(Task to complete)
Make an exact copy of all the entries below, with the pictures left out.

Records excerpted from a collection:
◆ ◆ ◆ ◆ ◆ ◆ ◆

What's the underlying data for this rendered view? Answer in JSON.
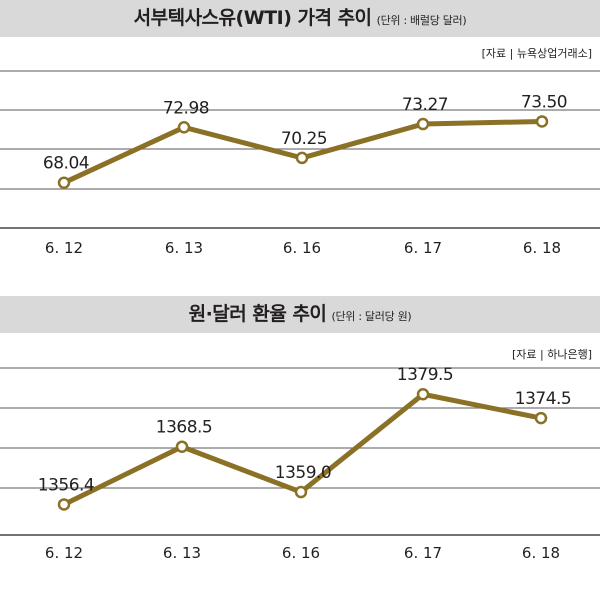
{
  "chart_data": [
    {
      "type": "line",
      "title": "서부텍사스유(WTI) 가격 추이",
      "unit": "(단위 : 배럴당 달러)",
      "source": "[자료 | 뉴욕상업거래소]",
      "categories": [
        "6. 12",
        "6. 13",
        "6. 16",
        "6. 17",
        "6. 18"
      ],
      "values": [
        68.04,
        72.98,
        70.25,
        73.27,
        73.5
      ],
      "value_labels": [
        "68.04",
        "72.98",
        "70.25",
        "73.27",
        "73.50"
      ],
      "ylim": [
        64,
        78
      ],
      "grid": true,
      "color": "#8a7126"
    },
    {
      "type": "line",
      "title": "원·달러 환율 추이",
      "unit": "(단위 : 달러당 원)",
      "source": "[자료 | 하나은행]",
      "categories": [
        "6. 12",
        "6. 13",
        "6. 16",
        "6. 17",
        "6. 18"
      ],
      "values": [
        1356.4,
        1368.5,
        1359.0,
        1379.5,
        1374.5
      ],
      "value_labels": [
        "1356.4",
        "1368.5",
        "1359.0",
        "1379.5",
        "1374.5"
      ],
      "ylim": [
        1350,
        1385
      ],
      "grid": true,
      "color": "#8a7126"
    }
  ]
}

◆ ◆ ◆ ◆ ◆ ◆ ◆

(Answer to the problem)
What's the underlying data for this rendered view? Answer in JSON.
{
  "chart_data": [
    {
      "type": "line",
      "title": "서부텍사스유(WTI) 가격 추이",
      "unit": "(단위 : 배럴당 달러)",
      "source": "[자료 | 뉴욕상업거래소]",
      "categories": [
        "6. 12",
        "6. 13",
        "6. 16",
        "6. 17",
        "6. 18"
      ],
      "values": [
        68.04,
        72.98,
        70.25,
        73.27,
        73.5
      ],
      "value_labels": [
        "68.04",
        "72.98",
        "70.25",
        "73.27",
        "73.50"
      ],
      "ylim": [
        64,
        78
      ],
      "grid": true,
      "color": "#8a7126"
    },
    {
      "type": "line",
      "title": "원·달러 환율 추이",
      "unit": "(단위 : 달러당 원)",
      "source": "[자료 | 하나은행]",
      "categories": [
        "6. 12",
        "6. 13",
        "6. 16",
        "6. 17",
        "6. 18"
      ],
      "values": [
        1356.4,
        1368.5,
        1359.0,
        1379.5,
        1374.5
      ],
      "value_labels": [
        "1356.4",
        "1368.5",
        "1359.0",
        "1379.5",
        "1374.5"
      ],
      "ylim": [
        1350,
        1385
      ],
      "grid": true,
      "color": "#8a7126"
    }
  ]
}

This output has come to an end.